# PROBLEM REQUIREMENTS
Every entry that follows should be reproduced exactly.
-- begin --
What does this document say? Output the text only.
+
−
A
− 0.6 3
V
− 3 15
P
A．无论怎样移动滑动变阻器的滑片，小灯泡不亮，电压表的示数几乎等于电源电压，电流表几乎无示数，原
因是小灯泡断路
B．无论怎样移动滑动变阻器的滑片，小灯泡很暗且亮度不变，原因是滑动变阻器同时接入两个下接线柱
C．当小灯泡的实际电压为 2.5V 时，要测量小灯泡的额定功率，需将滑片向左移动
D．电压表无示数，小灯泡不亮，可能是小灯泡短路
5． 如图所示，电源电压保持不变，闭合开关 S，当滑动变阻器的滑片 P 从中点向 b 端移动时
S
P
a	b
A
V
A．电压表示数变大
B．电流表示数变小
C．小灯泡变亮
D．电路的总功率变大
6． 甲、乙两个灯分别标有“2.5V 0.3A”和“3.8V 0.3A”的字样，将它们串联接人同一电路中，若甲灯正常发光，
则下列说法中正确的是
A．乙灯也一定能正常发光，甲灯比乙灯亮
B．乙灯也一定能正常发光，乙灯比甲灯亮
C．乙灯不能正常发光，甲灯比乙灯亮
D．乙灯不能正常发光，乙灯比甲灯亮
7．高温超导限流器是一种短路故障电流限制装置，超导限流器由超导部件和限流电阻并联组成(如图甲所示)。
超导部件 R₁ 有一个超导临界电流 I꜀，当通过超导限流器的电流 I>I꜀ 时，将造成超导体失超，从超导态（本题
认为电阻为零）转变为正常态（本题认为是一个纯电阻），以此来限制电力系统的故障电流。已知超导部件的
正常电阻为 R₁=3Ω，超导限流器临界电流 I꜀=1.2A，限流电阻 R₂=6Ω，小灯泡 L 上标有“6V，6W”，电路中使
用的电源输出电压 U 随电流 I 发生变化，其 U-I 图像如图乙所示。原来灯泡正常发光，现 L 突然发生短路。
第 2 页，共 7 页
-- end --
# RESPONSE FOR THIS EXERCISE
What does this document say? Output the text only.
+
−
A
− 0.6 3
V
− 3 15
P
A．无论怎样移动滑动变阻器的滑片，小灯泡不亮，电压表的示数几乎等于电源电压，电流表几乎无示数，原
因是小灯泡断路
B．无论怎样移动滑动变阻器的滑片，小灯泡很暗且亮度不变，原因是滑动变阻器同时接入两个下接线柱
C．当小灯泡的实际电压为 2.5V 时，要测量小灯泡的额定功率，需将滑片向左移动
D．电压表无示数，小灯泡不亮，可能是小灯泡短路
5． 如图所示，电源电压保持不变，闭合开关 S，当滑动变阻器的滑片 P 从中点向 b 端移动时
S
P
a	b
A
V
A．电压表示数变大
B．电流表示数变小
C．小灯泡变亮
D．电路的总功率变大
6． 甲、乙两个灯分别标有“2.5V 0.3A”和“3.8V 0.3A”的字样，将它们串联接人同一电路中，若甲灯正常发光，
则下列说法中正确的是
A．乙灯也一定能正常发光，甲灯比乙灯亮
B．乙灯也一定能正常发光，乙灯比甲灯亮
C．乙灯不能正常发光，甲灯比乙灯亮
D．乙灯不能正常发光，乙灯比甲灯亮
7．高温超导限流器是一种短路故障电流限制装置，超导限流器由超导部件和限流电阻并联组成(如图甲所示)。
超导部件 R₁ 有一个超导临界电流 I꜀，当通过超导限流器的电流 I>I꜀ 时，将造成超导体失超，从超导态（本题
认为电阻为零）转变为正常态（本题认为是一个纯电阻），以此来限制电力系统的故障电流。已知超导部件的
正常电阻为 R₁=3Ω，超导限流器临界电流 I꜀=1.2A，限流电阻 R₂=6Ω，小灯泡 L 上标有“6V，6W”，电路中使
用的电源输出电压 U 随电流 I 发生变化，其 U-I 图像如图乙所示。原来灯泡正常发光，现 L 突然发生短路。
第 2 页，共 7 页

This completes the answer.